PROVIDED DATA:
---+---

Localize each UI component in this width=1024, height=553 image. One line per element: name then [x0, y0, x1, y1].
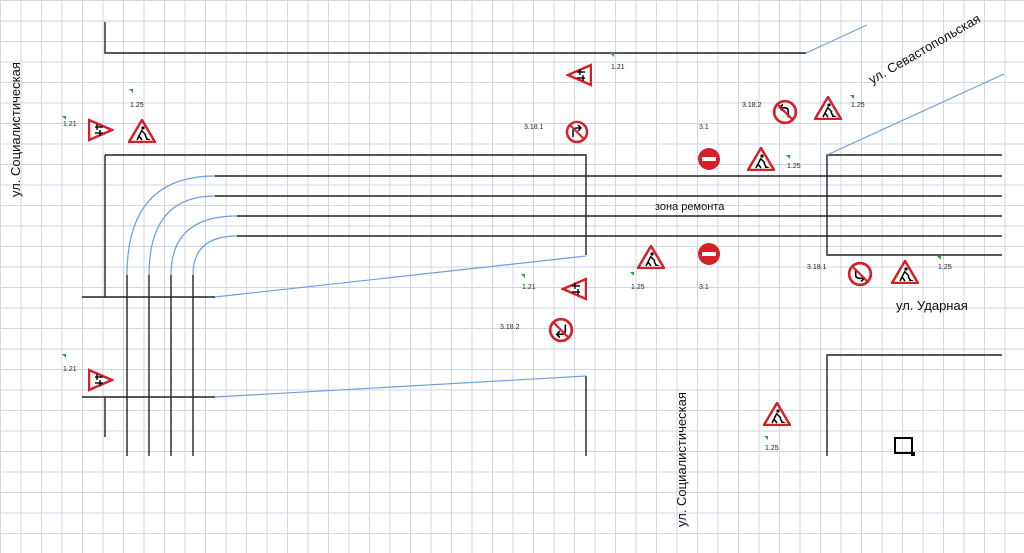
code-marker-icon — [630, 272, 634, 276]
sign-code: 1.21 — [63, 366, 77, 373]
code-marker-icon — [937, 256, 941, 260]
no-left-turn-sign-icon — [772, 99, 798, 125]
sign-code: 1.21 — [63, 121, 77, 128]
road-works-warning-sign-icon — [128, 119, 156, 143]
code-marker-icon — [850, 95, 854, 99]
code-marker-icon — [610, 53, 614, 57]
sign-code: 3.18.2 — [742, 102, 762, 109]
street-label-socialist-center: ул. Социалистическая — [674, 392, 689, 527]
sign-code: 1.25 — [130, 102, 144, 109]
two-way-traffic-warning-sign-icon — [88, 368, 114, 392]
no-right-turn-sign-icon — [847, 261, 873, 287]
street-label-udarnaya: ул. Ударная — [896, 298, 968, 313]
sign-code: 3.18.1 — [524, 124, 544, 131]
road-works-warning-sign-icon — [747, 147, 775, 171]
road-works-warning-sign-icon — [814, 96, 842, 120]
sign-code: 1.25 — [631, 284, 645, 291]
repair-zone-label: зона ремонта — [655, 201, 725, 213]
sign-code: 1.25 — [787, 163, 801, 170]
sign-code: 1.21 — [611, 64, 625, 71]
street-label-socialist-left: ул. Социалистическая — [8, 62, 23, 197]
selection-handle-icon[interactable] — [894, 437, 915, 456]
code-marker-icon — [786, 155, 790, 159]
sign-code: 3.1 — [699, 124, 709, 131]
sign-code: 3.18.1 — [807, 264, 827, 271]
sign-code: 3.1 — [699, 284, 709, 291]
code-marker-icon — [62, 116, 66, 120]
no-right-turn-sign-icon — [565, 120, 589, 144]
no-left-turn-sign-icon — [548, 317, 574, 343]
code-marker-icon — [62, 354, 66, 358]
no-entry-sign-icon — [698, 243, 720, 265]
road-works-warning-sign-icon — [637, 245, 665, 269]
no-entry-sign-icon — [698, 148, 720, 170]
code-marker-icon — [129, 89, 133, 93]
sign-code: 1.21 — [522, 284, 536, 291]
sign-code: 1.25 — [765, 445, 779, 452]
sign-code: 1.25 — [938, 264, 952, 271]
sign-code: 1.25 — [851, 102, 865, 109]
road-works-warning-sign-icon — [891, 260, 919, 284]
code-marker-icon — [521, 274, 525, 278]
code-marker-icon — [764, 436, 768, 440]
road-works-warning-sign-icon — [763, 402, 791, 426]
two-way-traffic-warning-sign-icon — [88, 118, 114, 142]
two-way-traffic-warning-sign-icon — [566, 63, 592, 87]
two-way-traffic-warning-sign-icon — [561, 277, 587, 301]
sign-code: 3.18.2 — [500, 324, 520, 331]
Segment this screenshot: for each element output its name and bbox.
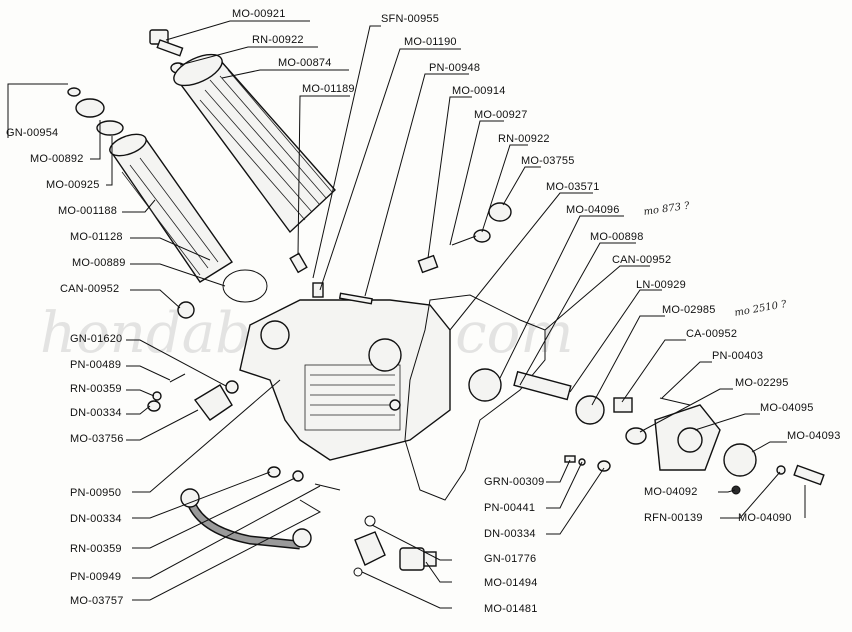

---+---

DESCRIPTION OF THE TASK: Reproduce each of the lines above verbatim, omitting the pictures.

EXERCISE RESULT:
Localize each UI component in this width=1024, height=553 image. One line per element: name then [x0, y0, x1, y1].
code-marker-icon — [630, 272, 634, 276]
sign-code: 1.21 — [63, 366, 77, 373]
code-marker-icon — [937, 256, 941, 260]
no-left-turn-sign-icon — [772, 99, 798, 125]
sign-code: 1.21 — [63, 121, 77, 128]
road-works-warning-sign-icon — [128, 119, 156, 143]
code-marker-icon — [850, 95, 854, 99]
code-marker-icon — [610, 53, 614, 57]
sign-code: 3.18.2 — [742, 102, 762, 109]
street-label-socialist-center: ул. Социалистическая — [674, 392, 689, 527]
sign-code: 1.25 — [130, 102, 144, 109]
two-way-traffic-warning-sign-icon — [88, 368, 114, 392]
no-right-turn-sign-icon — [847, 261, 873, 287]
street-label-udarnaya: ул. Ударная — [896, 298, 968, 313]
sign-code: 3.18.1 — [524, 124, 544, 131]
road-works-warning-sign-icon — [747, 147, 775, 171]
road-works-warning-sign-icon — [814, 96, 842, 120]
sign-code: 1.25 — [631, 284, 645, 291]
repair-zone-label: зона ремонта — [655, 201, 725, 213]
sign-code: 1.25 — [787, 163, 801, 170]
sign-code: 1.21 — [611, 64, 625, 71]
street-label-socialist-left: ул. Социалистическая — [8, 62, 23, 197]
selection-handle-icon[interactable] — [894, 437, 915, 456]
code-marker-icon — [786, 155, 790, 159]
sign-code: 3.1 — [699, 124, 709, 131]
sign-code: 3.18.1 — [807, 264, 827, 271]
sign-code: 3.1 — [699, 284, 709, 291]
code-marker-icon — [62, 116, 66, 120]
no-right-turn-sign-icon — [565, 120, 589, 144]
no-left-turn-sign-icon — [548, 317, 574, 343]
code-marker-icon — [62, 354, 66, 358]
no-entry-sign-icon — [698, 243, 720, 265]
road-works-warning-sign-icon — [637, 245, 665, 269]
no-entry-sign-icon — [698, 148, 720, 170]
code-marker-icon — [129, 89, 133, 93]
sign-code: 1.21 — [522, 284, 536, 291]
sign-code: 1.25 — [765, 445, 779, 452]
sign-code: 1.25 — [938, 264, 952, 271]
sign-code: 1.25 — [851, 102, 865, 109]
road-works-warning-sign-icon — [891, 260, 919, 284]
code-marker-icon — [521, 274, 525, 278]
code-marker-icon — [764, 436, 768, 440]
road-works-warning-sign-icon — [763, 402, 791, 426]
two-way-traffic-warning-sign-icon — [88, 118, 114, 142]
two-way-traffic-warning-sign-icon — [566, 63, 592, 87]
two-way-traffic-warning-sign-icon — [561, 277, 587, 301]
sign-code: 3.18.2 — [500, 324, 520, 331]
Segment this screenshot: for each element output its name and bbox.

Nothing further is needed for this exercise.